(Written instruction): "this" appears in how many lines of the entries? State only the number.

━━ Material

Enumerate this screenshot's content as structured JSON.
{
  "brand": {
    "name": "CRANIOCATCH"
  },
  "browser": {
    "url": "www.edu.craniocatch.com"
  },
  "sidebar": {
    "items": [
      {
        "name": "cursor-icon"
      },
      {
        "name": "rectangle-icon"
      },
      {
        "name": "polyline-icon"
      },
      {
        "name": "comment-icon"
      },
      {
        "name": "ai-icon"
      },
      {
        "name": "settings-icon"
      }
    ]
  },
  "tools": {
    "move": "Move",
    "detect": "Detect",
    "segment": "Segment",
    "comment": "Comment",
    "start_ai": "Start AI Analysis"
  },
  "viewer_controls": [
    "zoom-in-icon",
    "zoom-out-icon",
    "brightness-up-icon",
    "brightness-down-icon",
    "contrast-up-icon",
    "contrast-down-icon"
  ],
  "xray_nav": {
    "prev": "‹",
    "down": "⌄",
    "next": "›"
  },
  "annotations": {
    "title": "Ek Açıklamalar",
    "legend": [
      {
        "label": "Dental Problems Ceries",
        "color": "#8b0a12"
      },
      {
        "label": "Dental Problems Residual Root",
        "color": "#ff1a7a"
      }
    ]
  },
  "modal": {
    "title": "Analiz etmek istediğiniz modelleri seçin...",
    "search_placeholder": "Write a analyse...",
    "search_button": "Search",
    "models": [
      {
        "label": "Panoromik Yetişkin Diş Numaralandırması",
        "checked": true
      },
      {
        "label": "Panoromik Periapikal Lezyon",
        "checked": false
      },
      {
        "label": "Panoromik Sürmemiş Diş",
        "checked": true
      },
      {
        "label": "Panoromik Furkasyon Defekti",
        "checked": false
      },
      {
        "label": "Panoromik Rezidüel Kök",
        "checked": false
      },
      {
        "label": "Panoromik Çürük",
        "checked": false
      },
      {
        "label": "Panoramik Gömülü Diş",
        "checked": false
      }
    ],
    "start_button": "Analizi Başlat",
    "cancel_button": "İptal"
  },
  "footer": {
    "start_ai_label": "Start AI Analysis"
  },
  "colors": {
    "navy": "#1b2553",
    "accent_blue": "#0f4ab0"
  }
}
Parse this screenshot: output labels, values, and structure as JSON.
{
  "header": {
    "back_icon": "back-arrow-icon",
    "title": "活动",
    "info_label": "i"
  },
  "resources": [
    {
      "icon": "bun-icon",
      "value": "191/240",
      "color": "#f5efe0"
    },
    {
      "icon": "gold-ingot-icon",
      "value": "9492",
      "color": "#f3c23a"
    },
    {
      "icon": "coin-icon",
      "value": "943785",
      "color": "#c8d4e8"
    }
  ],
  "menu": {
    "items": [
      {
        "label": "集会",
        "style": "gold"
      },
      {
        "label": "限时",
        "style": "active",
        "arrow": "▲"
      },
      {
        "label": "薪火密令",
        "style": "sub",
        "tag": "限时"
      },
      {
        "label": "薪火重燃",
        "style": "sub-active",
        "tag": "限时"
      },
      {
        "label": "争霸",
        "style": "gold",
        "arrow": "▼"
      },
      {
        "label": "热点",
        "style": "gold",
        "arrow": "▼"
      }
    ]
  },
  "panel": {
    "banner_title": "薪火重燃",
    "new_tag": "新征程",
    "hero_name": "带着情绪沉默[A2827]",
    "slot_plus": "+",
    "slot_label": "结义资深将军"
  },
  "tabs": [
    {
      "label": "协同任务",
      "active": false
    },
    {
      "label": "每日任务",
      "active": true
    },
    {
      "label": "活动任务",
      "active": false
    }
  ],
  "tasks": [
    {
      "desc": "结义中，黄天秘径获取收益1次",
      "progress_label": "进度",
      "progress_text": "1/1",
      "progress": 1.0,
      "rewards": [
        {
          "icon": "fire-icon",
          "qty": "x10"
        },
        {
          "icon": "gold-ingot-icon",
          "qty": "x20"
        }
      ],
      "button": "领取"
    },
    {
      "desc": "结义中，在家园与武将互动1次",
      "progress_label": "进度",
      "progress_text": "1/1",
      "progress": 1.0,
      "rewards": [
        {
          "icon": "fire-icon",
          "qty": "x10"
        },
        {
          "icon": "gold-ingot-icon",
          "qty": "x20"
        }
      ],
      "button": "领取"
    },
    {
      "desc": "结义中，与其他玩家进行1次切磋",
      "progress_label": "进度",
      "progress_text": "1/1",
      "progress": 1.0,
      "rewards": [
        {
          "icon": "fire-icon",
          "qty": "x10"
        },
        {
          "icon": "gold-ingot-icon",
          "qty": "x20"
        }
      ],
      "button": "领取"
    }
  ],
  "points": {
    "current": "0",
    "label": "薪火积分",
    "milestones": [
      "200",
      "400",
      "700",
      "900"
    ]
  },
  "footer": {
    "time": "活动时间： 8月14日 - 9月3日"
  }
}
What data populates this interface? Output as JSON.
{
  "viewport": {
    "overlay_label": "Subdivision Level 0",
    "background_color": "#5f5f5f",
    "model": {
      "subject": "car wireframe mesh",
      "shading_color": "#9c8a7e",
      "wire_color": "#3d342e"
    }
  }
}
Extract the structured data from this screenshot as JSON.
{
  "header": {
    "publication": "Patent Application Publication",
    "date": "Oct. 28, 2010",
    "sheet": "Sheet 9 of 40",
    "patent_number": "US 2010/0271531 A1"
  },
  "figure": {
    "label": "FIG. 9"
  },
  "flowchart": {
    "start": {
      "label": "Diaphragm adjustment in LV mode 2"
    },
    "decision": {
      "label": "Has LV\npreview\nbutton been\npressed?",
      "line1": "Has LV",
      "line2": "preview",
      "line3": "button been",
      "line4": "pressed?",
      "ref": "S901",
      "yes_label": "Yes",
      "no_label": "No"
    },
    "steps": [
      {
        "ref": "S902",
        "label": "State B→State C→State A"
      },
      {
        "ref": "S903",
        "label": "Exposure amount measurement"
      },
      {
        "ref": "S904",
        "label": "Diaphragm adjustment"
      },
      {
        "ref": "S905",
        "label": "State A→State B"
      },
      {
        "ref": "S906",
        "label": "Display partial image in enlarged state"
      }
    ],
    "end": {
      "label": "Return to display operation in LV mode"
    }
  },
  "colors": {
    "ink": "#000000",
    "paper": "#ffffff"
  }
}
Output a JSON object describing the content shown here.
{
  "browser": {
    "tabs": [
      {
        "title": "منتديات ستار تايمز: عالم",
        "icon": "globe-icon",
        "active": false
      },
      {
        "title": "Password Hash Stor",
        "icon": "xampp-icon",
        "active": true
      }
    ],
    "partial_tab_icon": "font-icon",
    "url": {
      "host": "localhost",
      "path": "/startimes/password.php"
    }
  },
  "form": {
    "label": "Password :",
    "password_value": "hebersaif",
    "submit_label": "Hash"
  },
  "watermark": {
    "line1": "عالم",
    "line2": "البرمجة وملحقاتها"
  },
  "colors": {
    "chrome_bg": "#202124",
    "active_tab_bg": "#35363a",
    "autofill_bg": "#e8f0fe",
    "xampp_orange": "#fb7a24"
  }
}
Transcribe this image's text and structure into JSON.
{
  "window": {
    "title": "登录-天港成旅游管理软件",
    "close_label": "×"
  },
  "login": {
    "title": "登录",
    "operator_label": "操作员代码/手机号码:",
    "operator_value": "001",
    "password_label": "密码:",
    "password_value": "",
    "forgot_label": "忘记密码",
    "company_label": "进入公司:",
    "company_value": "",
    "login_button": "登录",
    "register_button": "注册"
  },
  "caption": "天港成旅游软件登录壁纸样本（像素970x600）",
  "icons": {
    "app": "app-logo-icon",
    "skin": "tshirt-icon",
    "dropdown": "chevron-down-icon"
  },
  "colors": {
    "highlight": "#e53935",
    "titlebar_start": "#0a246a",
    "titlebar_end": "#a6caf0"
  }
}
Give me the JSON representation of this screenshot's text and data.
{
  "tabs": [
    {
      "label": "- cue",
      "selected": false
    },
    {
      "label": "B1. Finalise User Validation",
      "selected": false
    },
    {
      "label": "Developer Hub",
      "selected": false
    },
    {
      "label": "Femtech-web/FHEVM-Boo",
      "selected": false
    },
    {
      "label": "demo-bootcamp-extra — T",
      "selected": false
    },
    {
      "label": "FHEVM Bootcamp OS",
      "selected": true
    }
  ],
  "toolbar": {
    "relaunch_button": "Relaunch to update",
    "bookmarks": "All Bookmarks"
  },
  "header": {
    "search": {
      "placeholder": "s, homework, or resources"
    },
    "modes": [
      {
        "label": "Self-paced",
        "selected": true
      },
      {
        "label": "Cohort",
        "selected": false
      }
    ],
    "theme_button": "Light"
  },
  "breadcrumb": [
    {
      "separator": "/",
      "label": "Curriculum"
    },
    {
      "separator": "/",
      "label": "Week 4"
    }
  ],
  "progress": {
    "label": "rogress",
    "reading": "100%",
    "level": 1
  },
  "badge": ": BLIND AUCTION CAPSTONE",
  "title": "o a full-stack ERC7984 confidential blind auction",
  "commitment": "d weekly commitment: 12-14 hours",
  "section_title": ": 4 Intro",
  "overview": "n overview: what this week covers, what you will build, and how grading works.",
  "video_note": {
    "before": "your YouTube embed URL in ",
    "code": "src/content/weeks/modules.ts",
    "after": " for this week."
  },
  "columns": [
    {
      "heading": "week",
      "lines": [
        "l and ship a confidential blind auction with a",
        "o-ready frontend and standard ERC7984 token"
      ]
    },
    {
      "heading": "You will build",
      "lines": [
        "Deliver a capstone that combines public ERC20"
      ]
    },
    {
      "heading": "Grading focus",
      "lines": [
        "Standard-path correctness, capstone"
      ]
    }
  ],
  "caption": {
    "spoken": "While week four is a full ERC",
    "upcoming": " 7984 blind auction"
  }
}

━━━━

(Solution): 8